*DATA FOR ANALYSIS*.
*** Begin section ***
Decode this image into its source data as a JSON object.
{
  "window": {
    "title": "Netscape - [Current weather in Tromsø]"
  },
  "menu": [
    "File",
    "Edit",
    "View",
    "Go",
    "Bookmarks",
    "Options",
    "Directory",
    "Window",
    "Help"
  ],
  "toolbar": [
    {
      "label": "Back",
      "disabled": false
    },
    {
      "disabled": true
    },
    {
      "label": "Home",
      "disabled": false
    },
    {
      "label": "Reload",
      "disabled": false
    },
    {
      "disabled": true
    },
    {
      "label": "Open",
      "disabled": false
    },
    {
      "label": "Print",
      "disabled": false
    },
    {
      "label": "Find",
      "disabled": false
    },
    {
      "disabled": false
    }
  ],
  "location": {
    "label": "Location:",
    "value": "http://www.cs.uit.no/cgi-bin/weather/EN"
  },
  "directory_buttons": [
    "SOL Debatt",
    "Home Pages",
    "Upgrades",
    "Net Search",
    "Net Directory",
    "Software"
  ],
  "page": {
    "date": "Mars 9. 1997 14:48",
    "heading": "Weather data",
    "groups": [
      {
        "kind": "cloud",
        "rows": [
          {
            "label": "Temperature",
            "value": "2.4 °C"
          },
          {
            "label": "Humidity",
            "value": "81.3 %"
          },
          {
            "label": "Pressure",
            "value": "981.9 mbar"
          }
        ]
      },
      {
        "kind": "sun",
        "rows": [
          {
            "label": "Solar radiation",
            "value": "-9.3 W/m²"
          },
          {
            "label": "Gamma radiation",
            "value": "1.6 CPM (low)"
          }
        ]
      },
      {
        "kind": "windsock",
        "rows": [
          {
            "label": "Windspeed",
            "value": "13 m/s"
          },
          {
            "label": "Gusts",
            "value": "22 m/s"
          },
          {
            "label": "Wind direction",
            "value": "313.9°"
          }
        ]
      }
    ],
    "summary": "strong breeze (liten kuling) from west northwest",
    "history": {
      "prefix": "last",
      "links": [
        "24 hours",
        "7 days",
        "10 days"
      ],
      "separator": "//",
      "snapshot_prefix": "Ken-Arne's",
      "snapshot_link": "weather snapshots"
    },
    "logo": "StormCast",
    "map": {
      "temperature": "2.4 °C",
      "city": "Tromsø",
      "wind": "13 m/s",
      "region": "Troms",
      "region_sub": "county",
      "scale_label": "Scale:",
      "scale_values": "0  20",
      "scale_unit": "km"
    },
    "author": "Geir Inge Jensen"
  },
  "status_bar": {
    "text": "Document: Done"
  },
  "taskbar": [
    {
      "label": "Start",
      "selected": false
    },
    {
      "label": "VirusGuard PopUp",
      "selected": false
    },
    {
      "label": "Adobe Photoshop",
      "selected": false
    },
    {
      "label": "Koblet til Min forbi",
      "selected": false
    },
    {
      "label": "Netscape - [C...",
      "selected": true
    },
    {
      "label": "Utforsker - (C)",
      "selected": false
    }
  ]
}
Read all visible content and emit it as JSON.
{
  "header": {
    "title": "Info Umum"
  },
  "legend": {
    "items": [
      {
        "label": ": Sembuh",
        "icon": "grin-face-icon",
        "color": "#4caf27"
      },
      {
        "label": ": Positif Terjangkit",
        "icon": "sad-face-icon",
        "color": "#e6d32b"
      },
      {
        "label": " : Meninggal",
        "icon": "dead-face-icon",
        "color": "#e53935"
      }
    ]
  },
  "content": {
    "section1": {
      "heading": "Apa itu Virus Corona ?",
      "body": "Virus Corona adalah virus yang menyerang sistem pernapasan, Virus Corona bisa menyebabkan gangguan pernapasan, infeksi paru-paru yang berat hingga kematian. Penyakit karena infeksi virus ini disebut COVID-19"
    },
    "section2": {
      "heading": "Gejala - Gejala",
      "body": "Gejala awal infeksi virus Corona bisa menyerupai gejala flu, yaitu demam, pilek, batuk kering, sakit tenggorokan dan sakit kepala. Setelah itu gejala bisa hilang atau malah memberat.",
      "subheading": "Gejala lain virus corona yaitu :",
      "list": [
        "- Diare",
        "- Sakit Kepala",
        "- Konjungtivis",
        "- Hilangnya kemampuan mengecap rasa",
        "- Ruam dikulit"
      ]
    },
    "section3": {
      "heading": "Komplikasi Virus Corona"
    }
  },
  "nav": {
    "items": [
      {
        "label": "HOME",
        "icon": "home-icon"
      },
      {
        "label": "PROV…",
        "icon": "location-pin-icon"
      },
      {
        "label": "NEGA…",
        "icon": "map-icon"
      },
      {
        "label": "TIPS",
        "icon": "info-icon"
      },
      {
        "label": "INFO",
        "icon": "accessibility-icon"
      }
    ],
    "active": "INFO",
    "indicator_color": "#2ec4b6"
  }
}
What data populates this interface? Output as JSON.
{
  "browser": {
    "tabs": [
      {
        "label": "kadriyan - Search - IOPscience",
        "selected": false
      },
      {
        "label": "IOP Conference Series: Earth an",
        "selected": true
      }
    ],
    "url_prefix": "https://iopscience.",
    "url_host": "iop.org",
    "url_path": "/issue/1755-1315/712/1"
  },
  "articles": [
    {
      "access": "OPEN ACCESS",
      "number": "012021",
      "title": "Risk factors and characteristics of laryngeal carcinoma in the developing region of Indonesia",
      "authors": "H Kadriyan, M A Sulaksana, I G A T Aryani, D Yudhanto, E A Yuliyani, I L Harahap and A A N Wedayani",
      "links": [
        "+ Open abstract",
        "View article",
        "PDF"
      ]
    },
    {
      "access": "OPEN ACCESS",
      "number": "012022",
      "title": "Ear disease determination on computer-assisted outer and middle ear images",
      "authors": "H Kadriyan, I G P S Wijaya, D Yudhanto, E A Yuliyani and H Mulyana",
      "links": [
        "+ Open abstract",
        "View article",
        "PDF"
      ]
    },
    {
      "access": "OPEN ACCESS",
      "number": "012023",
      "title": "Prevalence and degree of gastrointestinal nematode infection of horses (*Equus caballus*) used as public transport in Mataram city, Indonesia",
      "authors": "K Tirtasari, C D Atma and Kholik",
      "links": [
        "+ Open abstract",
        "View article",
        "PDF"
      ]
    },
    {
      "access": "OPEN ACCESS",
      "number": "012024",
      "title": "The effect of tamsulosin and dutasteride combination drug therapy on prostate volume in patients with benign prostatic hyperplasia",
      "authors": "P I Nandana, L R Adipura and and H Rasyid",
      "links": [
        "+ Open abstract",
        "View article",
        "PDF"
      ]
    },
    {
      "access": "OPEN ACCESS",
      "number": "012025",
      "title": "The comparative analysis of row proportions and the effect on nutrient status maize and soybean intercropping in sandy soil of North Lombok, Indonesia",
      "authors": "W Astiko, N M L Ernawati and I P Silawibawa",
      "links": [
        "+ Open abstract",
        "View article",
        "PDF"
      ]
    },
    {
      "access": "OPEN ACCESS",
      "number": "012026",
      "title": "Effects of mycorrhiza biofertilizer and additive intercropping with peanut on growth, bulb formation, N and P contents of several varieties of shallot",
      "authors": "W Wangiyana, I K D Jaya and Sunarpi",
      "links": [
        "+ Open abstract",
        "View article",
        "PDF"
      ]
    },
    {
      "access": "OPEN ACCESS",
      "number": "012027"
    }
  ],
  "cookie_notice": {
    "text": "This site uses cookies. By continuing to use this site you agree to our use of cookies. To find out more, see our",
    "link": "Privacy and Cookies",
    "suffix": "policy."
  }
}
*** End section ***
*YOUR GOAL*. Scan the records above for the word "authors". Show each line in which it appears.

*ANSWER TO THE PROBLEM*.
      "authors": "H Kadriyan, M A Sulaksana, I G A T Aryani, D Yudhanto, E A Yuliyani, I L Harahap and A A N Wedayani",
      "authors": "H Kadriyan, I G P S Wijaya, D Yudhanto, E A Yuliyani and H Mulyana",
      "authors": "K Tirtasari, C D Atma and Kholik",
      "authors": "P I Nandana, L R Adipura and and H Rasyid",
      "authors": "W Astiko, N M L Ernawati and I P Silawibawa",
      "authors": "W Wangiyana, I K D Jaya and Sunarpi",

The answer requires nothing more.